- Goal:
In the listing below, identify each line with the word "потребляемой" and return those lines.
+ + + + + + +
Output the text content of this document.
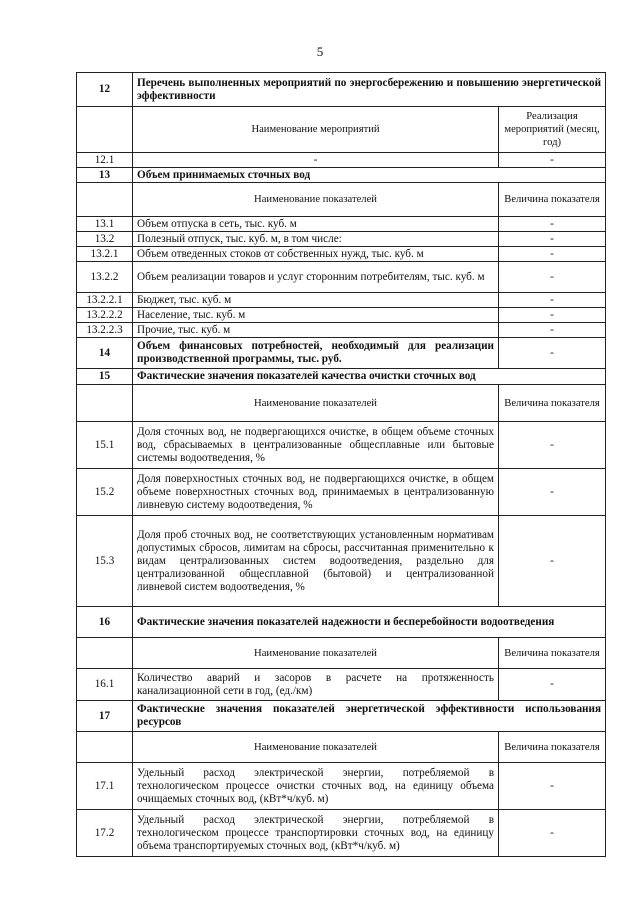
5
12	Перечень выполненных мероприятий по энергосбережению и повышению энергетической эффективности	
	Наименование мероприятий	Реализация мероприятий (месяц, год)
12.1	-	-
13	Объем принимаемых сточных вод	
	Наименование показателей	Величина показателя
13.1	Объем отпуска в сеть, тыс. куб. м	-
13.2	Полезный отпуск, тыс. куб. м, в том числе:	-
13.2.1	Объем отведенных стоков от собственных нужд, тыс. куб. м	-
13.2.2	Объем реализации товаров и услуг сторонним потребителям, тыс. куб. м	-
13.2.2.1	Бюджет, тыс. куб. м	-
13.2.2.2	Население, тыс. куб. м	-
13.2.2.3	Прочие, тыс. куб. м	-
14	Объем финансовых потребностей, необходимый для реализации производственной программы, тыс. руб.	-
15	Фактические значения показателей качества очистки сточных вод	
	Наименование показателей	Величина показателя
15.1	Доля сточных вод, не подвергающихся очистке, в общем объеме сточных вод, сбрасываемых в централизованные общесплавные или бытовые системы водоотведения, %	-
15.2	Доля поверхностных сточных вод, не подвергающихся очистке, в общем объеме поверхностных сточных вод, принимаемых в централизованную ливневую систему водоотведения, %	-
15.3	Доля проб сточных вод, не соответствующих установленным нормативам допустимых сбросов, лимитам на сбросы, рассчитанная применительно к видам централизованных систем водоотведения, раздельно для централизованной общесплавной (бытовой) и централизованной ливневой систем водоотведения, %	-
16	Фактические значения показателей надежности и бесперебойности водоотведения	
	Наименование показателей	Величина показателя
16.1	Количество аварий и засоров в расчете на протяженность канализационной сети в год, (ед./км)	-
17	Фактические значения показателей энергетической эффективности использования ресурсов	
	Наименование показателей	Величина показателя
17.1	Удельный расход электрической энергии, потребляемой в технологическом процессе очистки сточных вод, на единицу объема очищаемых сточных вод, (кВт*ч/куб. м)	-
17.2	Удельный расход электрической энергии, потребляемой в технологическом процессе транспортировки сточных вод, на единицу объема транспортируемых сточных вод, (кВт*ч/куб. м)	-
+ + + + + + +
- Solved problem:
17.1	Удельный расход электрической энергии, потребляемой в технологическом процессе очистки сточных вод, на единицу объема очищаемых сточных вод, (кВт*ч/куб. м)	-
17.2	Удельный расход электрической энергии, потребляемой в технологическом процессе транспортировки сточных вод, на единицу объема транспортируемых сточных вод, (кВт*ч/куб. м)	-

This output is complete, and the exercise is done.